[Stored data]
•••

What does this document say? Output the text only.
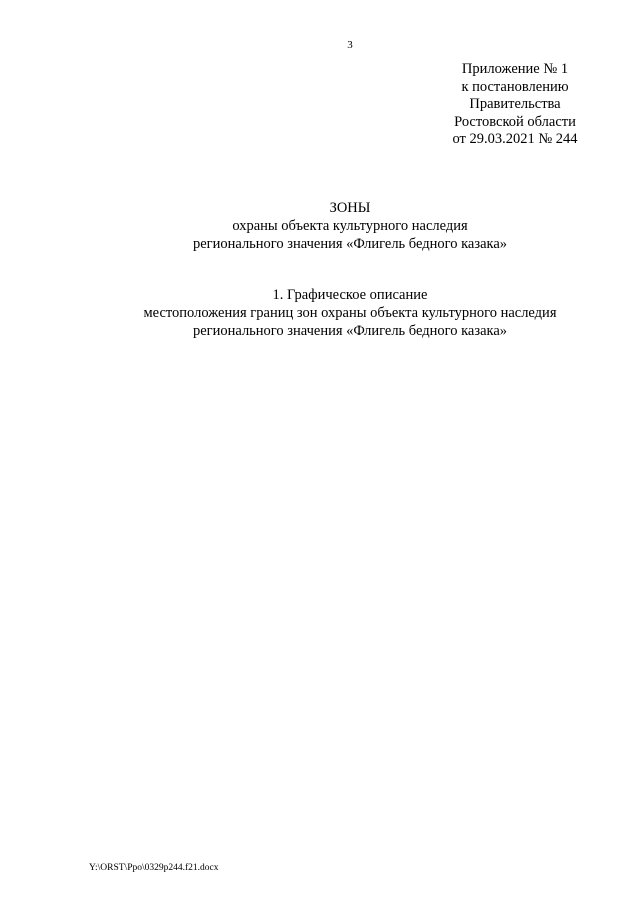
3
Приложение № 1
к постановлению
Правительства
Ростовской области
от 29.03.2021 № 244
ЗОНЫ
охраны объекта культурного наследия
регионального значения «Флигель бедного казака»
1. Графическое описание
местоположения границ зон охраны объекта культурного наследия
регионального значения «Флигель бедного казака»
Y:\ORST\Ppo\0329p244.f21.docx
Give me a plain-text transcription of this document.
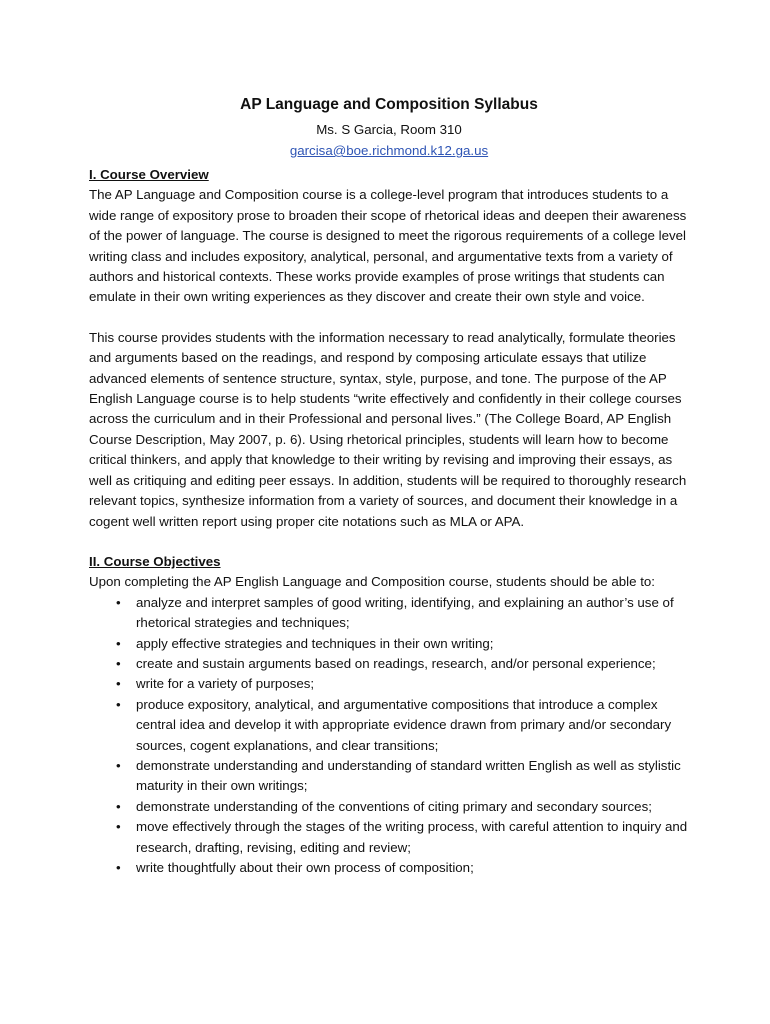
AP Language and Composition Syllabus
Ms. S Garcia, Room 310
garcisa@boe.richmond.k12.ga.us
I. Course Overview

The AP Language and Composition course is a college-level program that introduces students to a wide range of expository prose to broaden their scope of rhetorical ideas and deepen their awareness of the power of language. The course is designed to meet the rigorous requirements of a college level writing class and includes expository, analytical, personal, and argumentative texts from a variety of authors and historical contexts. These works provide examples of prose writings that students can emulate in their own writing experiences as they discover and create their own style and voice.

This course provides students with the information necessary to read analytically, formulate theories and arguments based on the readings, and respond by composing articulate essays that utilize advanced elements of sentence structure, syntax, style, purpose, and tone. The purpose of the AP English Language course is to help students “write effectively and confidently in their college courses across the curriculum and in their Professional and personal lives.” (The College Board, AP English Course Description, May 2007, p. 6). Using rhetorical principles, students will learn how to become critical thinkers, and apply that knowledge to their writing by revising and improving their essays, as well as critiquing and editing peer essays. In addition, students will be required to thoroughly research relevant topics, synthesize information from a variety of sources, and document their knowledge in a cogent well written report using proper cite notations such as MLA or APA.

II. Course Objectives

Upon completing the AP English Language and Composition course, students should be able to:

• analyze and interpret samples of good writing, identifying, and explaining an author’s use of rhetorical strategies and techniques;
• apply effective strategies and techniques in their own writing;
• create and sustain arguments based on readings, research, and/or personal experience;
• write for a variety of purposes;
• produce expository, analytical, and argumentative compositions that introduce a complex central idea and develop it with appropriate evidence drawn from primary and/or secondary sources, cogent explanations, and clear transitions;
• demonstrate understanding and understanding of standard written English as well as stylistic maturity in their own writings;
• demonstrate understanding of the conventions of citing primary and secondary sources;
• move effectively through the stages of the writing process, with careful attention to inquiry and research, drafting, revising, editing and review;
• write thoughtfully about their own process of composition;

•••

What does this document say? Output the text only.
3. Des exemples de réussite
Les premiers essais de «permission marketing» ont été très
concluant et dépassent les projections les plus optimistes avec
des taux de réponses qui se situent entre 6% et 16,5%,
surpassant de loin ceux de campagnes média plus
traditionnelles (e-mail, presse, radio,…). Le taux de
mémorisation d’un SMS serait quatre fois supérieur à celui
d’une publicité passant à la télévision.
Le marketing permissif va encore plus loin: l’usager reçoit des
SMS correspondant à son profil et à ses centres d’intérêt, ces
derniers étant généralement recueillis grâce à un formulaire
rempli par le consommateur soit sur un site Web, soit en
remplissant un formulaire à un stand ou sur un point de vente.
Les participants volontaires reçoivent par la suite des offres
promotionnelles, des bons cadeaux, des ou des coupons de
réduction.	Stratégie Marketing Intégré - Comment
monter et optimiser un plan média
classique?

•••

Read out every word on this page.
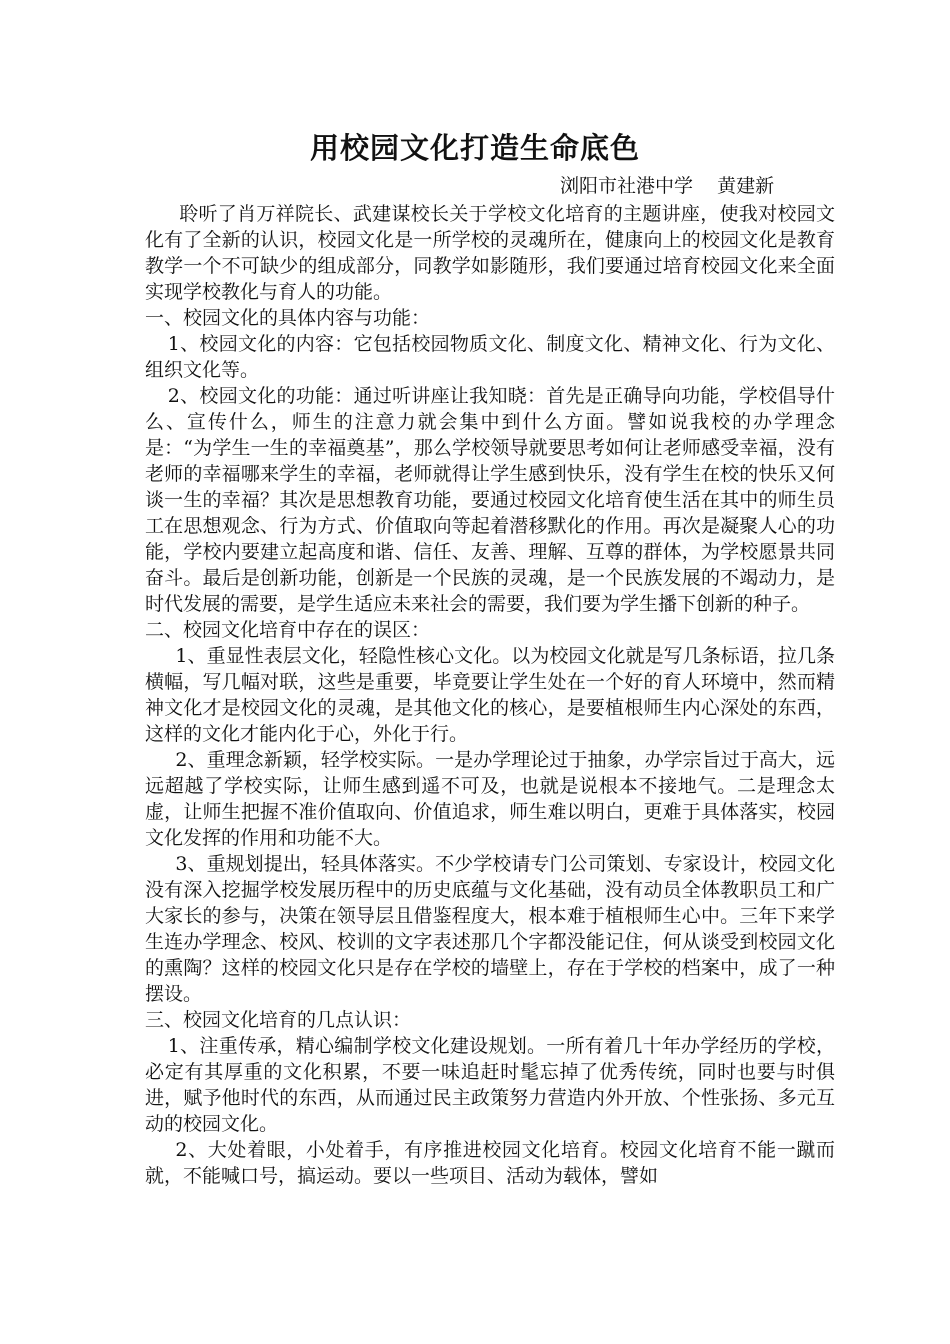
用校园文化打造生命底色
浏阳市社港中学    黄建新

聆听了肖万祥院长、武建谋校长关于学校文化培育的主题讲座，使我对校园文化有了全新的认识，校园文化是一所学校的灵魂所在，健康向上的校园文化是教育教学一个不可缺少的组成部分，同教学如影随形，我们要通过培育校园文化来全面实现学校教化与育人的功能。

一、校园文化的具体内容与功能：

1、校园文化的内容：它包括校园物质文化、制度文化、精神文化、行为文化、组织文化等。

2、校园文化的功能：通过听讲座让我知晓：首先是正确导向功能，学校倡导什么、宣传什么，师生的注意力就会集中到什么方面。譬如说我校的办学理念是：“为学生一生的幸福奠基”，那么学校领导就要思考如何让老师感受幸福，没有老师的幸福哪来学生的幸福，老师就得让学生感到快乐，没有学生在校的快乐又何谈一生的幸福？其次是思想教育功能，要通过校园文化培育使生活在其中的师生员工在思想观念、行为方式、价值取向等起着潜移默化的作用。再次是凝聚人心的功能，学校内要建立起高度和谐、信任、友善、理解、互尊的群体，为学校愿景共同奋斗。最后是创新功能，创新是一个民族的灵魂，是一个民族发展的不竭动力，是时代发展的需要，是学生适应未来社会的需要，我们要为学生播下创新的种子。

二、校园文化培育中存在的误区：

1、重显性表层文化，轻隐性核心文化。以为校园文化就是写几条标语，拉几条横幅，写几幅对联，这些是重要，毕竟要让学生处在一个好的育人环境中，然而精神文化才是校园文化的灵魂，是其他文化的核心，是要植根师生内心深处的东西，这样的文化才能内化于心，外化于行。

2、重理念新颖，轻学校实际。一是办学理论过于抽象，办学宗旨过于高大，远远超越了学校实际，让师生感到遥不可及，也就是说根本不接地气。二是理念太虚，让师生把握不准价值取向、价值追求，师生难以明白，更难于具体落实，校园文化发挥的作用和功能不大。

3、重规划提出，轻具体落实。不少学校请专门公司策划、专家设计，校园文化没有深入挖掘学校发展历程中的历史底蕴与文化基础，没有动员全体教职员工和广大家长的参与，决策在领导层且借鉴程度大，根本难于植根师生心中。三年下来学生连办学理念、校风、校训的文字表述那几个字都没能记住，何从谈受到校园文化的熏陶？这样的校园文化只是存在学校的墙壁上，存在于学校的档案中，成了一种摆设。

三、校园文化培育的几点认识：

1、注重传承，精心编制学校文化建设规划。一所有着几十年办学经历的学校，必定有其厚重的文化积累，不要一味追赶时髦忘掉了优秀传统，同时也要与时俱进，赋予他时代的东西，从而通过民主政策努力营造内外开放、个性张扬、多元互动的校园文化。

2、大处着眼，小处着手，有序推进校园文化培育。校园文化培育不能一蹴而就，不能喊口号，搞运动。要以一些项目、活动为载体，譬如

•••

• _SET PROBLEM_
Across the material above, how many lines include the string "plus"? Only the number is wanted.

• _SOLUTION FOR THIS PROBLEM_
3